GIVEN INSTRUCTION: Repeat the listing exactly as given, omitting every image.
★ ★ ★
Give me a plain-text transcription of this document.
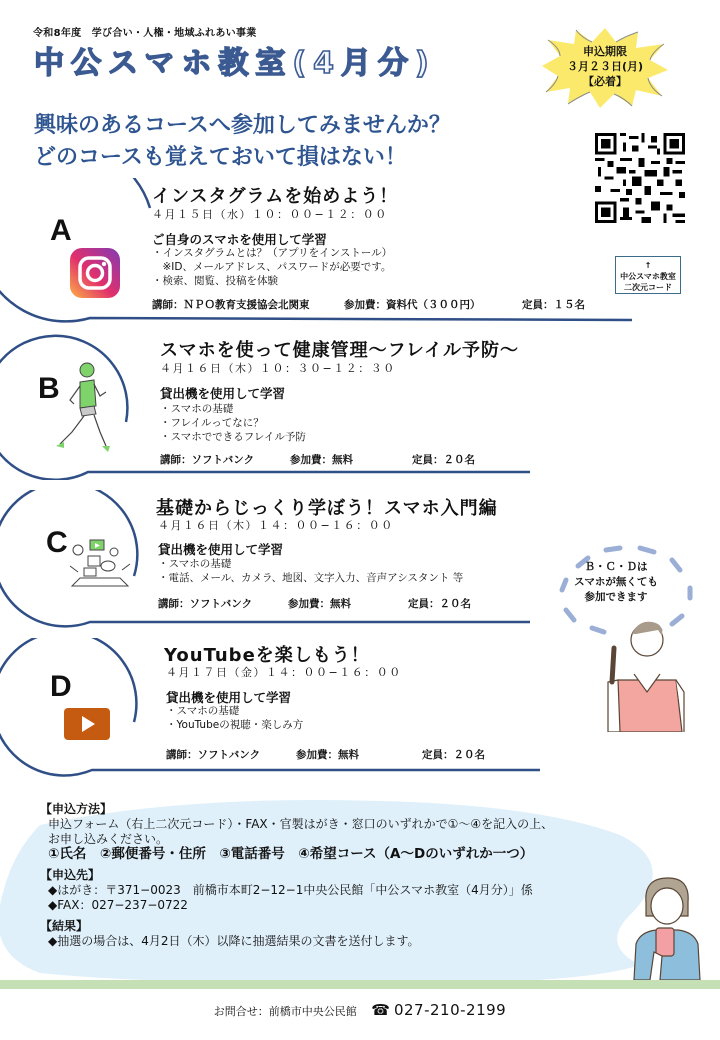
令和8年度　学び合い・人権・地域ふれあい事業
中公スマホ教室(4月分)	申込期限
３月２３日(月)
【必着】
↑
中公スマホ教室
二次元コード
興味のあるコースへ参加してみませんか？
どのコースも覚えておいて損はない！
A
インスタグラムを始めよう！
４月１５日（水）１０：００−１２：００
ご自身のスマホを使用して学習
・インスタグラムとは？（アプリをインストール）
　※ID、メールアドレス、パスワードが必要です。
・検索、閲覧、投稿を体験
講師：ＮＰＯ教育支援協会北関東	参加費：資料代（３００円）	定員：１５名
B
スマホを使って健康管理〜フレイル予防〜
４月１６日（木）１０：３０−１２：３０
貸出機を使用して学習
・スマホの基礎
・フレイルってなに？
・スマホでできるフレイル予防
講師：ソフトバンク	参加費：無料	定員：２０名
C
基礎からじっくり学ぼう！スマホ入門編
４月１６日（木）１４：００−１６：００
貸出機を使用して学習
・スマホの基礎
・電話、メール、カメラ、地図、文字入力、音声アシスタント 等
講師：ソフトバンク	参加費：無料	定員：２０名
D
YouTubeを楽しもう！
４月１７日（金）１４：００−１６：００
貸出機を使用して学習
・スマホの基礎
・YouTubeの視聴・楽しみ方
講師：ソフトバンク	参加費：無料	定員：２０名
Ｂ・Ｃ・Ｄは
スマホが無くても
参加できます
【申込方法】
申込フォーム（右上二次元コード）・FAX・官製はがき・窓口のいずれかで①〜④を記入の上、
お申し込みください。
①氏名　②郵便番号・住所　③電話番号　④希望コース（A〜Dのいずれか一つ）
【申込先】
◆はがき：〒371−0023　前橋市本町2−12−1中央公民館「中公スマホ教室（4月分）」係
◆FAX：027−237−0722
【結果】
◆抽選の場合は、4月2日（木）以降に抽選結果の文書を送付します。
お問合せ：前橋市中央公民館　 ☎ 027-210-2199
★ ★ ★
SOLUTION FOR THIS TASK:
Give me a plain-text transcription of this document.
令和8年度　学び合い・人権・地域ふれあい事業
中公スマホ教室(4月分)	申込期限
３月２３日(月)
【必着】
↑
中公スマホ教室
二次元コード
興味のあるコースへ参加してみませんか？
どのコースも覚えておいて損はない！
A
インスタグラムを始めよう！
４月１５日（水）１０：００−１２：００
ご自身のスマホを使用して学習
・インスタグラムとは？（アプリをインストール）
　※ID、メールアドレス、パスワードが必要です。
・検索、閲覧、投稿を体験
講師：ＮＰＯ教育支援協会北関東	参加費：資料代（３００円）	定員：１５名
B
スマホを使って健康管理〜フレイル予防〜
４月１６日（木）１０：３０−１２：３０
貸出機を使用して学習
・スマホの基礎
・フレイルってなに？
・スマホでできるフレイル予防
講師：ソフトバンク	参加費：無料	定員：２０名
C
基礎からじっくり学ぼう！スマホ入門編
４月１６日（木）１４：００−１６：００
貸出機を使用して学習
・スマホの基礎
・電話、メール、カメラ、地図、文字入力、音声アシスタント 等
講師：ソフトバンク	参加費：無料	定員：２０名
D
YouTubeを楽しもう！
４月１７日（金）１４：００−１６：００
貸出機を使用して学習
・スマホの基礎
・YouTubeの視聴・楽しみ方
講師：ソフトバンク	参加費：無料	定員：２０名
Ｂ・Ｃ・Ｄは
スマホが無くても
参加できます
【申込方法】
申込フォーム（右上二次元コード）・FAX・官製はがき・窓口のいずれかで①〜④を記入の上、
お申し込みください。
①氏名　②郵便番号・住所　③電話番号　④希望コース（A〜Dのいずれか一つ）
【申込先】
◆はがき：〒371−0023　前橋市本町2−12−1中央公民館「中公スマホ教室（4月分）」係
◆FAX：027−237−0722
【結果】
◆抽選の場合は、4月2日（木）以降に抽選結果の文書を送付します。
お問合せ：前橋市中央公民館　 ☎ 027-210-2199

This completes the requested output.